Dataset records:
..........
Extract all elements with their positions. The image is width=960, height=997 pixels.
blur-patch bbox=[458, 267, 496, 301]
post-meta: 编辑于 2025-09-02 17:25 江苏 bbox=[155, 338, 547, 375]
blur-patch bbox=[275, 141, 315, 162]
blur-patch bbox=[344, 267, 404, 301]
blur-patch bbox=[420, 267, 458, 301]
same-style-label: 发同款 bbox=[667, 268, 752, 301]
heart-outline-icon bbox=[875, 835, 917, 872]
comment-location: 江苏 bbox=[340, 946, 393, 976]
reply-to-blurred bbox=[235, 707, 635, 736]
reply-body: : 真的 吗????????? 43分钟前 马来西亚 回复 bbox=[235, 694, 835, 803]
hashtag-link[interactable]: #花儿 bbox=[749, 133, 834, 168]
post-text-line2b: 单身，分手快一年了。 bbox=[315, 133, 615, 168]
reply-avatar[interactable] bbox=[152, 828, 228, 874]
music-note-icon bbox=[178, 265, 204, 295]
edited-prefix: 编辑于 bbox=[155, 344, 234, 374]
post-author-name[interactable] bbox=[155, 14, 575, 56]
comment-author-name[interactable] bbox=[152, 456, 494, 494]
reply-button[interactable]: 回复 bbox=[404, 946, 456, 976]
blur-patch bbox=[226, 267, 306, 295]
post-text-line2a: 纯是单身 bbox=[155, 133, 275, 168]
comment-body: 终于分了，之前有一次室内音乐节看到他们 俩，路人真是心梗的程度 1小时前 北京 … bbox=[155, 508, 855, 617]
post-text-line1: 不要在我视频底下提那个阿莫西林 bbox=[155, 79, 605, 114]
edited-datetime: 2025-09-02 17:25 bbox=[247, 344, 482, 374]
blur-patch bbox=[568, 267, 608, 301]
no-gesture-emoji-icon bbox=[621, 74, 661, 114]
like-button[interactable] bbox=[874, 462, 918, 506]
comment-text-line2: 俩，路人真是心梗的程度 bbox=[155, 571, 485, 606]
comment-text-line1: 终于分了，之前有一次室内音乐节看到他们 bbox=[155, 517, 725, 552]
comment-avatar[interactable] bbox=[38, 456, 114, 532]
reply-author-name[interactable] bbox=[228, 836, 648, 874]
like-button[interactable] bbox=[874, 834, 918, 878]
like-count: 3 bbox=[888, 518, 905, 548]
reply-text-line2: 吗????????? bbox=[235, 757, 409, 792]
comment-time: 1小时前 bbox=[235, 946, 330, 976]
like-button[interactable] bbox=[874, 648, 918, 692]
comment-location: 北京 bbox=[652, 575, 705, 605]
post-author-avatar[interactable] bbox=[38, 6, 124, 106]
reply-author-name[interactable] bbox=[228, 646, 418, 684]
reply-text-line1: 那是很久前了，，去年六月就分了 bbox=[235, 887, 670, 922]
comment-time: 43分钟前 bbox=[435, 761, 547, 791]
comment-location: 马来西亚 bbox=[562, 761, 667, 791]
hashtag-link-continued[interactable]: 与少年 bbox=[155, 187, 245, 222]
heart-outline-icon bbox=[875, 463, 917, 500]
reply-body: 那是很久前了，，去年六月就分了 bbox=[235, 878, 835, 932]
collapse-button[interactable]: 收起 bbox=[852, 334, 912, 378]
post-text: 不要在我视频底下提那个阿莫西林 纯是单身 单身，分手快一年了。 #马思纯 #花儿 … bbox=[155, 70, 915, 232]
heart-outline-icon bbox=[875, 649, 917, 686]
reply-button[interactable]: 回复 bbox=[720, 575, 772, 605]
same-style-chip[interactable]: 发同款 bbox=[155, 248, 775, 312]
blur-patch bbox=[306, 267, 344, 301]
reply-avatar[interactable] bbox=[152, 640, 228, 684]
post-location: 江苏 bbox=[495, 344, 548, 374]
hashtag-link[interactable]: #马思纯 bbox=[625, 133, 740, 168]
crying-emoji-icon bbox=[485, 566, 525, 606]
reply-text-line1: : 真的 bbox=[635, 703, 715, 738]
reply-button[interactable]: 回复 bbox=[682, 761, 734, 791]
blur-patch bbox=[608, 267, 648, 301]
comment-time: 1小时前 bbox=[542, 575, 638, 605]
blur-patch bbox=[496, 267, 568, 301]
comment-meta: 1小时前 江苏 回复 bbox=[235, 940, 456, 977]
..........
## Task prompt
Revise the listing above by replacing each occurrence of "blur-patch" with "redacted-region", and leave everything else unchanged.

## Solution to this exercise
Extract all elements with their positions. The image is width=960, height=997 pixels.
redacted-region bbox=[458, 267, 496, 301]
post-meta: 编辑于 2025-09-02 17:25 江苏 bbox=[155, 338, 547, 375]
redacted-region bbox=[275, 141, 315, 162]
redacted-region bbox=[344, 267, 404, 301]
redacted-region bbox=[420, 267, 458, 301]
same-style-label: 发同款 bbox=[667, 268, 752, 301]
heart-outline-icon bbox=[875, 835, 917, 872]
comment-location: 江苏 bbox=[340, 946, 393, 976]
reply-to-blurred bbox=[235, 707, 635, 736]
reply-body: : 真的 吗????????? 43分钟前 马来西亚 回复 bbox=[235, 694, 835, 803]
hashtag-link[interactable]: #花儿 bbox=[749, 133, 834, 168]
post-text-line2b: 单身，分手快一年了。 bbox=[315, 133, 615, 168]
reply-avatar[interactable] bbox=[152, 828, 228, 874]
music-note-icon bbox=[178, 265, 204, 295]
edited-prefix: 编辑于 bbox=[155, 344, 234, 374]
post-author-name[interactable] bbox=[155, 14, 575, 56]
comment-author-name[interactable] bbox=[152, 456, 494, 494]
reply-button[interactable]: 回复 bbox=[404, 946, 456, 976]
redacted-region bbox=[226, 267, 306, 295]
post-text-line2a: 纯是单身 bbox=[155, 133, 275, 168]
comment-body: 终于分了，之前有一次室内音乐节看到他们 俩，路人真是心梗的程度 1小时前 北京 … bbox=[155, 508, 855, 617]
post-text-line1: 不要在我视频底下提那个阿莫西林 bbox=[155, 79, 605, 114]
edited-datetime: 2025-09-02 17:25 bbox=[247, 344, 482, 374]
redacted-region bbox=[568, 267, 608, 301]
no-gesture-emoji-icon bbox=[621, 74, 661, 114]
like-button[interactable] bbox=[874, 462, 918, 506]
comment-text-line2: 俩，路人真是心梗的程度 bbox=[155, 571, 485, 606]
comment-text-line1: 终于分了，之前有一次室内音乐节看到他们 bbox=[155, 517, 725, 552]
comment-avatar[interactable] bbox=[38, 456, 114, 532]
reply-author-name[interactable] bbox=[228, 836, 648, 874]
like-button[interactable] bbox=[874, 834, 918, 878]
like-count: 3 bbox=[888, 518, 905, 548]
reply-text-line2: 吗????????? bbox=[235, 757, 409, 792]
comment-time: 1小时前 bbox=[235, 946, 330, 976]
like-button[interactable] bbox=[874, 648, 918, 692]
comment-location: 北京 bbox=[652, 575, 705, 605]
post-author-avatar[interactable] bbox=[38, 6, 124, 106]
reply-author-name[interactable] bbox=[228, 646, 418, 684]
reply-text-line1: 那是很久前了，，去年六月就分了 bbox=[235, 887, 670, 922]
comment-time: 43分钟前 bbox=[435, 761, 547, 791]
comment-location: 马来西亚 bbox=[562, 761, 667, 791]
hashtag-link-continued[interactable]: 与少年 bbox=[155, 187, 245, 222]
heart-outline-icon bbox=[875, 463, 917, 500]
reply-body: 那是很久前了，，去年六月就分了 bbox=[235, 878, 835, 932]
collapse-button[interactable]: 收起 bbox=[852, 334, 912, 378]
post-text: 不要在我视频底下提那个阿莫西林 纯是单身 单身，分手快一年了。 #马思纯 #花儿 … bbox=[155, 70, 915, 232]
heart-outline-icon bbox=[875, 649, 917, 686]
reply-button[interactable]: 回复 bbox=[720, 575, 772, 605]
same-style-chip[interactable]: 发同款 bbox=[155, 248, 775, 312]
redacted-region bbox=[306, 267, 344, 301]
reply-avatar[interactable] bbox=[152, 640, 228, 684]
post-location: 江苏 bbox=[495, 344, 548, 374]
hashtag-link[interactable]: #马思纯 bbox=[625, 133, 740, 168]
crying-emoji-icon bbox=[485, 566, 525, 606]
reply-text-line1: : 真的 bbox=[635, 703, 715, 738]
reply-button[interactable]: 回复 bbox=[682, 761, 734, 791]
redacted-region bbox=[608, 267, 648, 301]
comment-time: 1小时前 bbox=[542, 575, 638, 605]
redacted-region bbox=[496, 267, 568, 301]
comment-meta: 1小时前 江苏 回复 bbox=[235, 940, 456, 977]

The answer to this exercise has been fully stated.